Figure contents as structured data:
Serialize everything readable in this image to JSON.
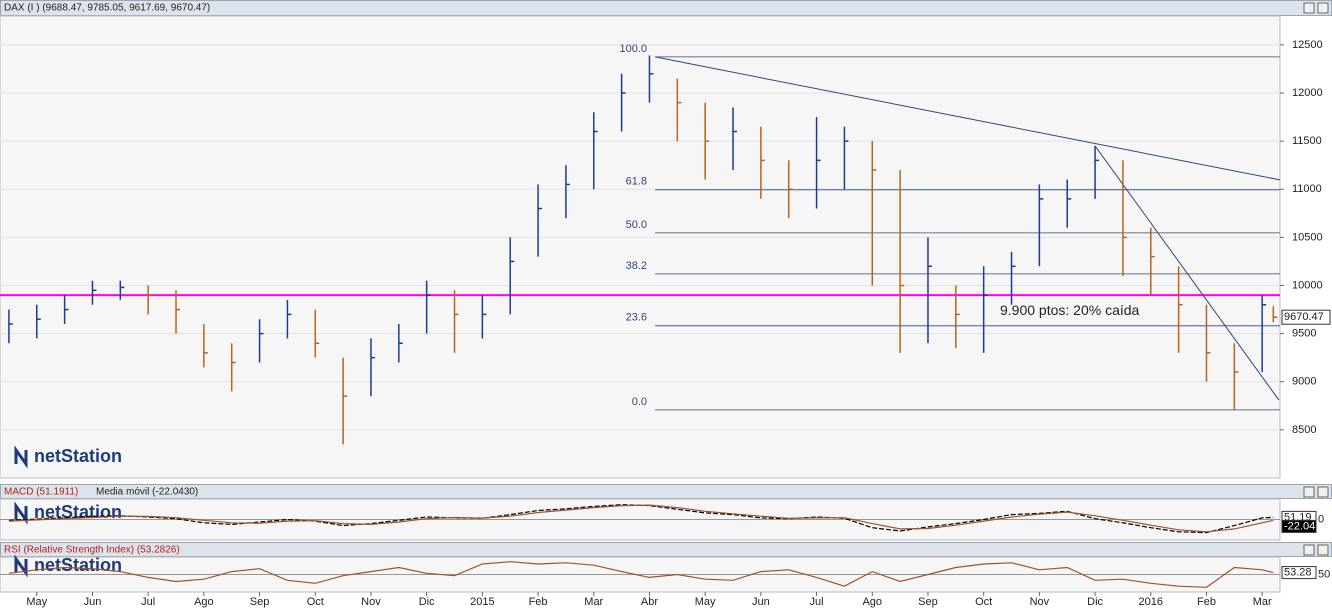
{
  "header": {
    "logo": "netStation"
  },
  "chart_data": [
    {
      "type": "ohlc",
      "title": "DAX (I ) (9688.47, 9785.05, 9617.69, 9670.47)",
      "x": [
        -0.5,
        0,
        0.5,
        1,
        1.5,
        2,
        2.5,
        3,
        3.5,
        4,
        4.5,
        5,
        5.5,
        6,
        6.5,
        7,
        7.5,
        8,
        8.5,
        9,
        9.5,
        10,
        10.5,
        11,
        11.5,
        12,
        12.5,
        13,
        13.5,
        14,
        14.5,
        15,
        15.5,
        16,
        16.5,
        17,
        17.5,
        18,
        18.5,
        19,
        19.5,
        20,
        20.5,
        21,
        21.5,
        22,
        22.2
      ],
      "high": [
        9750,
        9800,
        9900,
        10050,
        10050,
        10000,
        9950,
        9600,
        9400,
        9650,
        9850,
        9750,
        9250,
        9450,
        9600,
        10050,
        9950,
        9900,
        10500,
        11050,
        11250,
        11800,
        12200,
        12390,
        12150,
        11900,
        11850,
        11650,
        11300,
        11750,
        11650,
        11500,
        11200,
        10500,
        10000,
        10200,
        10350,
        11050,
        11100,
        11450,
        11300,
        10600,
        10200,
        9800,
        9400,
        9900,
        9785.05
      ],
      "low": [
        9400,
        9450,
        9600,
        9800,
        9850,
        9700,
        9500,
        9150,
        8900,
        9200,
        9450,
        9250,
        8350,
        8850,
        9200,
        9500,
        9300,
        9450,
        9700,
        10300,
        10700,
        11000,
        11600,
        11900,
        11500,
        11100,
        11200,
        10900,
        10700,
        10800,
        11000,
        10000,
        9300,
        9400,
        9350,
        9300,
        9800,
        10200,
        10600,
        10900,
        10100,
        9900,
        9300,
        9000,
        8700,
        9100,
        9617.69
      ],
      "close": [
        9600,
        9650,
        9750,
        9950,
        9980,
        9900,
        9750,
        9300,
        9200,
        9500,
        9700,
        9400,
        8850,
        9250,
        9400,
        9900,
        9700,
        9700,
        10250,
        10800,
        11050,
        11600,
        12000,
        12200,
        11900,
        11500,
        11600,
        11300,
        11000,
        11300,
        11500,
        11200,
        10000,
        10200,
        9700,
        9900,
        10200,
        10900,
        10900,
        11300,
        10500,
        10300,
        9800,
        9300,
        9100,
        9800,
        9670.47
      ],
      "up_color": "#1f3a93",
      "down_color": "#b5651d",
      "xlim": [
        -0.66,
        22.32
      ],
      "ylim": [
        8000,
        12800
      ],
      "yticks": [
        8500,
        9000,
        9500,
        10000,
        10500,
        11000,
        11500,
        12000,
        12500
      ],
      "xticks": [
        {
          "value": 0,
          "label": "May"
        },
        {
          "value": 1,
          "label": "Jun"
        },
        {
          "value": 2,
          "label": "Jul"
        },
        {
          "value": 3,
          "label": "Ago"
        },
        {
          "value": 4,
          "label": "Sep"
        },
        {
          "value": 5,
          "label": "Oct"
        },
        {
          "value": 6,
          "label": "Nov"
        },
        {
          "value": 7,
          "label": "Dic"
        },
        {
          "value": 8,
          "label": "2015"
        },
        {
          "value": 9,
          "label": "Feb"
        },
        {
          "value": 10,
          "label": "Mar"
        },
        {
          "value": 11,
          "label": "Abr"
        },
        {
          "value": 12,
          "label": "May"
        },
        {
          "value": 13,
          "label": "Jun"
        },
        {
          "value": 14,
          "label": "Jul"
        },
        {
          "value": 15,
          "label": "Ago"
        },
        {
          "value": 16,
          "label": "Sep"
        },
        {
          "value": 17,
          "label": "Oct"
        },
        {
          "value": 18,
          "label": "Nov"
        },
        {
          "value": 19,
          "label": "Dic"
        },
        {
          "value": 20,
          "label": "2016"
        },
        {
          "value": 21,
          "label": "Feb"
        },
        {
          "value": 22,
          "label": "Mar"
        }
      ],
      "hline": {
        "value": 9900,
        "color": "#ff00ff"
      },
      "fib_levels": [
        {
          "value": 12375,
          "label": "100.0"
        },
        {
          "value": 10994,
          "label": "61.8"
        },
        {
          "value": 10547,
          "label": "50.0"
        },
        {
          "value": 10121,
          "label": "38.2"
        },
        {
          "value": 9581,
          "label": "23.6"
        },
        {
          "value": 8708,
          "label": "0.0"
        }
      ],
      "fib_start": 11.1,
      "trendlines": [
        {
          "x": [
            11.1,
            22.32
          ],
          "y": [
            12375,
            11097
          ]
        },
        {
          "x": [
            19.0,
            22.3
          ],
          "y": [
            11450,
            8810
          ]
        }
      ],
      "annotation": "9.900 ptos: 20% caída",
      "last_label": {
        "value": 9670.47,
        "label": "9670.47"
      }
    },
    {
      "type": "line",
      "title": "MACD (51.1911)",
      "subtitle": "Media móvil (-22.0430)",
      "series": [
        {
          "name": "MACD",
          "color": "#000000",
          "values": [
            -20,
            10,
            40,
            80,
            90,
            60,
            20,
            -80,
            -120,
            -60,
            0,
            -40,
            -150,
            -100,
            -20,
            60,
            40,
            30,
            120,
            220,
            260,
            320,
            360,
            340,
            250,
            160,
            120,
            40,
            20,
            60,
            30,
            -200,
            -280,
            -180,
            -100,
            0,
            120,
            150,
            200,
            20,
            -80,
            -200,
            -300,
            -320,
            -150,
            40,
            51.19
          ]
        },
        {
          "name": "Media móvil",
          "color": "#a0522d",
          "values": [
            -40,
            -10,
            20,
            50,
            80,
            75,
            45,
            -20,
            -80,
            -90,
            -40,
            -30,
            -100,
            -120,
            -60,
            20,
            50,
            35,
            80,
            170,
            230,
            290,
            340,
            350,
            290,
            200,
            140,
            80,
            30,
            40,
            45,
            -100,
            -230,
            -220,
            -140,
            -40,
            60,
            130,
            180,
            90,
            -20,
            -140,
            -250,
            -300,
            -230,
            -80,
            -22.04
          ]
        }
      ],
      "ylim": [
        -500,
        500
      ],
      "yticks": [
        0
      ],
      "last_labels": [
        {
          "value": 51.19,
          "label": "51.19"
        },
        {
          "value": -22.04,
          "label": "-22.04"
        }
      ]
    },
    {
      "type": "line",
      "title": "RSI (Relative Strength Index) (53.2826)",
      "series": [
        {
          "name": "RSI",
          "color": "#a0522d",
          "values": [
            52,
            58,
            62,
            60,
            55,
            45,
            38,
            42,
            55,
            60,
            40,
            35,
            48,
            55,
            62,
            52,
            48,
            68,
            72,
            68,
            70,
            66,
            55,
            45,
            50,
            42,
            40,
            55,
            58,
            45,
            30,
            55,
            38,
            50,
            62,
            68,
            70,
            58,
            62,
            40,
            42,
            35,
            30,
            28,
            62,
            58,
            53.28
          ]
        }
      ],
      "ylim": [
        20,
        80
      ],
      "yticks": [
        50
      ],
      "last_labels": [
        {
          "value": 53.28,
          "label": "53.28"
        }
      ]
    }
  ]
}
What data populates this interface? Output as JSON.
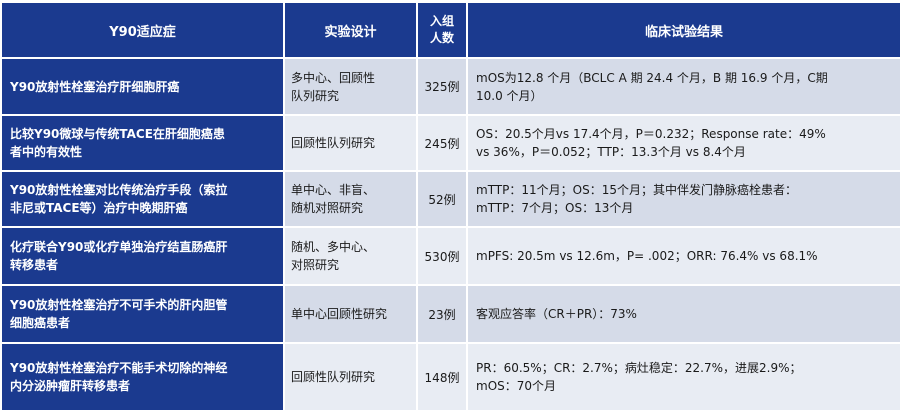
{
  "header": {
    "indication": "Y90适应症",
    "design": "实验设计",
    "enroll": "入组\n人数",
    "result": "临床试验结果"
  },
  "rows": [
    {
      "indication": "Y90放射性栓塞治疗肝细胞肝癌",
      "design": "多中心、回顾性\n队列研究",
      "count": "325例",
      "result": "mOS为12.8 个月（BCLC A 期 24.4 个月，B 期 16.9 个月，C期\n10.0 个月）"
    },
    {
      "indication": "比较Y90微球与传统TACE在肝细胞癌患\n者中的有效性",
      "design": "回顾性队列研究",
      "count": "245例",
      "result": "OS：20.5个月vs 17.4个月，P＝0.232；Response rate：49%\nvs 36%，P＝0.052；TTP：13.3个月 vs 8.4个月"
    },
    {
      "indication": "Y90放射性栓塞对比传统治疗手段（索拉\n非尼或TACE等）治疗中晚期肝癌",
      "design": "单中心、非盲、\n随机对照研究",
      "count": "52例",
      "result": "mTTP：11个月；OS：15个月；其中伴发门静脉癌栓患者：\nmTTP：7个月；OS：13个月"
    },
    {
      "indication": "化疗联合Y90或化疗单独治疗结直肠癌肝\n转移患者",
      "design": "随机、多中心、\n对照研究",
      "count": "530例",
      "result": "mPFS: 20.5m vs 12.6m，P= .002；ORR: 76.4% vs 68.1%"
    },
    {
      "indication": "Y90放射性栓塞治疗不可手术的肝内胆管\n细胞癌患者",
      "design": "单中心回顾性研究",
      "count": "23例",
      "result": "客观应答率（CR＋PR）：73%"
    },
    {
      "indication": "Y90放射性栓塞治疗不能手术切除的神经\n内分泌肿瘤肝转移患者",
      "design": "回顾性队列研究",
      "count": "148例",
      "result": "PR：60.5%；CR：2.7%；病灶稳定：22.7%，进展2.9%；\nmOS：70个月"
    }
  ]
}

Required work: Using the listing above, return all lines where the word "Media" occurs.

Solution to this problem:
      "subtitle": "Media móvil (-22.0430)",
          "name": "Media móvil",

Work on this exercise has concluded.